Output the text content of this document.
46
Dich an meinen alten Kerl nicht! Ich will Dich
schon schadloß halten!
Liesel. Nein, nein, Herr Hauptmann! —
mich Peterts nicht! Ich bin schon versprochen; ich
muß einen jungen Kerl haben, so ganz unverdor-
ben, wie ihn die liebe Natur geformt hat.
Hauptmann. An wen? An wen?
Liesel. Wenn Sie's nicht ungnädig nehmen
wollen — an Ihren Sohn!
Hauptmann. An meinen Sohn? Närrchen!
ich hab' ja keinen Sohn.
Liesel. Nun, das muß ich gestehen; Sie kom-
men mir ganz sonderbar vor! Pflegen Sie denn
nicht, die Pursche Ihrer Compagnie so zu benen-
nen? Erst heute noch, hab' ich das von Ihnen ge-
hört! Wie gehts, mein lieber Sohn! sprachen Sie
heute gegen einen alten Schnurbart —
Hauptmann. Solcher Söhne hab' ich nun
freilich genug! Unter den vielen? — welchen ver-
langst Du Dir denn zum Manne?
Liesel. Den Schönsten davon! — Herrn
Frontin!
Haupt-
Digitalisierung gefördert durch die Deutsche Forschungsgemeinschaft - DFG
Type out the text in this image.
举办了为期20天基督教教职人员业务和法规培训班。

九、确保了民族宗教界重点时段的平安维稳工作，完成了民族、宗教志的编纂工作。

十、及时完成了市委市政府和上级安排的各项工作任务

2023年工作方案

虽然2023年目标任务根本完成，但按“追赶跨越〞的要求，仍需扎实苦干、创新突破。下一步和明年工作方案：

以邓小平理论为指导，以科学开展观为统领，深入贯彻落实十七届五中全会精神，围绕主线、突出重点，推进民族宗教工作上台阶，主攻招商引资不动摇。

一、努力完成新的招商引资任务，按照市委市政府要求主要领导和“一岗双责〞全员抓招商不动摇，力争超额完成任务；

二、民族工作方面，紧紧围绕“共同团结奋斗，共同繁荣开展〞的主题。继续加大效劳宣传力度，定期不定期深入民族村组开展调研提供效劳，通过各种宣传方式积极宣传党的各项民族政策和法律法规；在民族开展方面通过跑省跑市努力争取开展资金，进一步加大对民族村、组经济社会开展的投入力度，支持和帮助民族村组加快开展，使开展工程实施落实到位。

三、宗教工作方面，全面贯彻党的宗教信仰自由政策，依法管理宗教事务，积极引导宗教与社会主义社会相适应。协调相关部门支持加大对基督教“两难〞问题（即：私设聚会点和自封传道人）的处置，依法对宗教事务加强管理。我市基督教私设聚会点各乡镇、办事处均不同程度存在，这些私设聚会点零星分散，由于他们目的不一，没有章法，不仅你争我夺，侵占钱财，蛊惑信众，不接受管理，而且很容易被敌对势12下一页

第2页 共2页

☆ ☆ ☆

Aim: Transcribe the whole listing with nothing added or left out.

Task result:
Output the text content of this document.
46
Dich an meinen alten Kerl nicht! Ich will Dich
schon schadloß halten!
Liesel. Nein, nein, Herr Hauptmann! —
mich Peterts nicht! Ich bin schon versprochen; ich
muß einen jungen Kerl haben, so ganz unverdor-
ben, wie ihn die liebe Natur geformt hat.
Hauptmann. An wen? An wen?
Liesel. Wenn Sie's nicht ungnädig nehmen
wollen — an Ihren Sohn!
Hauptmann. An meinen Sohn? Närrchen!
ich hab' ja keinen Sohn.
Liesel. Nun, das muß ich gestehen; Sie kom-
men mir ganz sonderbar vor! Pflegen Sie denn
nicht, die Pursche Ihrer Compagnie so zu benen-
nen? Erst heute noch, hab' ich das von Ihnen ge-
hört! Wie gehts, mein lieber Sohn! sprachen Sie
heute gegen einen alten Schnurbart —
Hauptmann. Solcher Söhne hab' ich nun
freilich genug! Unter den vielen? — welchen ver-
langst Du Dir denn zum Manne?
Liesel. Den Schönsten davon! — Herrn
Frontin!
Haupt-
Digitalisierung gefördert durch die Deutsche Forschungsgemeinschaft - DFG
Type out the text in this image.
举办了为期20天基督教教职人员业务和法规培训班。

九、确保了民族宗教界重点时段的平安维稳工作，完成了民族、宗教志的编纂工作。

十、及时完成了市委市政府和上级安排的各项工作任务

2023年工作方案

虽然2023年目标任务根本完成，但按“追赶跨越〞的要求，仍需扎实苦干、创新突破。下一步和明年工作方案：

以邓小平理论为指导，以科学开展观为统领，深入贯彻落实十七届五中全会精神，围绕主线、突出重点，推进民族宗教工作上台阶，主攻招商引资不动摇。

一、努力完成新的招商引资任务，按照市委市政府要求主要领导和“一岗双责〞全员抓招商不动摇，力争超额完成任务；

二、民族工作方面，紧紧围绕“共同团结奋斗，共同繁荣开展〞的主题。继续加大效劳宣传力度，定期不定期深入民族村组开展调研提供效劳，通过各种宣传方式积极宣传党的各项民族政策和法律法规；在民族开展方面通过跑省跑市努力争取开展资金，进一步加大对民族村、组经济社会开展的投入力度，支持和帮助民族村组加快开展，使开展工程实施落实到位。

三、宗教工作方面，全面贯彻党的宗教信仰自由政策，依法管理宗教事务，积极引导宗教与社会主义社会相适应。协调相关部门支持加大对基督教“两难〞问题（即：私设聚会点和自封传道人）的处置，依法对宗教事务加强管理。我市基督教私设聚会点各乡镇、办事处均不同程度存在，这些私设聚会点零星分散，由于他们目的不一，没有章法，不仅你争我夺，侵占钱财，蛊惑信众，不接受管理，而且很容易被敌对势12下一页

第2页 共2页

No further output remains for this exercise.